- _PROBLEM STATEMENT_: Locate the line that contains "Enumerate this screenshot's" in the entries below. Retype it and all following lines through the final one, character for character.

- _MATERIAL FOR THE TASK_:

[start]

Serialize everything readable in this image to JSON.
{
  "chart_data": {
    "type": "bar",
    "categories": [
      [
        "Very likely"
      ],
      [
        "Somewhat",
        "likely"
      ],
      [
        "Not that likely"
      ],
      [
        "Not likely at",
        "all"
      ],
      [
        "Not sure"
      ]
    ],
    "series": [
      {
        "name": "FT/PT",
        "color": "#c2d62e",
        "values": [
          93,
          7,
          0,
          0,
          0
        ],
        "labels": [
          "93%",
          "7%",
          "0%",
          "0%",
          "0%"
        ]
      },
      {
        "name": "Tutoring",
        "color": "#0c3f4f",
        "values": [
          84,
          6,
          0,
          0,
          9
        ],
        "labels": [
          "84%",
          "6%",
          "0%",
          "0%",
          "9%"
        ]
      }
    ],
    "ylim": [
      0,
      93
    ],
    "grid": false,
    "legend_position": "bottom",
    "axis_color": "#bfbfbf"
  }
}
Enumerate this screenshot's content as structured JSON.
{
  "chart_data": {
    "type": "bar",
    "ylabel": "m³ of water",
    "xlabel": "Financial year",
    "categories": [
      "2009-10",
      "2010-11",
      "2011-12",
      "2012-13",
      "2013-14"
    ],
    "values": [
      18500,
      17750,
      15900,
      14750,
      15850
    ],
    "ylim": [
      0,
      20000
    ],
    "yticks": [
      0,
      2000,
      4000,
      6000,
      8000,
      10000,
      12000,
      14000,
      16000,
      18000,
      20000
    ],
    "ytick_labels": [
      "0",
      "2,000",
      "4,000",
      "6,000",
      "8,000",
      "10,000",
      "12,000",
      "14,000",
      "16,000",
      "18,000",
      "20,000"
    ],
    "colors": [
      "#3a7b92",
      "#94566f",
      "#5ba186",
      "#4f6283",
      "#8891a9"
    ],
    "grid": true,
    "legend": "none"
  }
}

[end]

- _ANSWER IN FULL_:
Enumerate this screenshot's content as structured JSON.
{
  "chart_data": {
    "type": "bar",
    "ylabel": "m³ of water",
    "xlabel": "Financial year",
    "categories": [
      "2009-10",
      "2010-11",
      "2011-12",
      "2012-13",
      "2013-14"
    ],
    "values": [
      18500,
      17750,
      15900,
      14750,
      15850
    ],
    "ylim": [
      0,
      20000
    ],
    "yticks": [
      0,
      2000,
      4000,
      6000,
      8000,
      10000,
      12000,
      14000,
      16000,
      18000,
      20000
    ],
    "ytick_labels": [
      "0",
      "2,000",
      "4,000",
      "6,000",
      "8,000",
      "10,000",
      "12,000",
      "14,000",
      "16,000",
      "18,000",
      "20,000"
    ],
    "colors": [
      "#3a7b92",
      "#94566f",
      "#5ba186",
      "#4f6283",
      "#8891a9"
    ],
    "grid": true,
    "legend": "none"
  }
}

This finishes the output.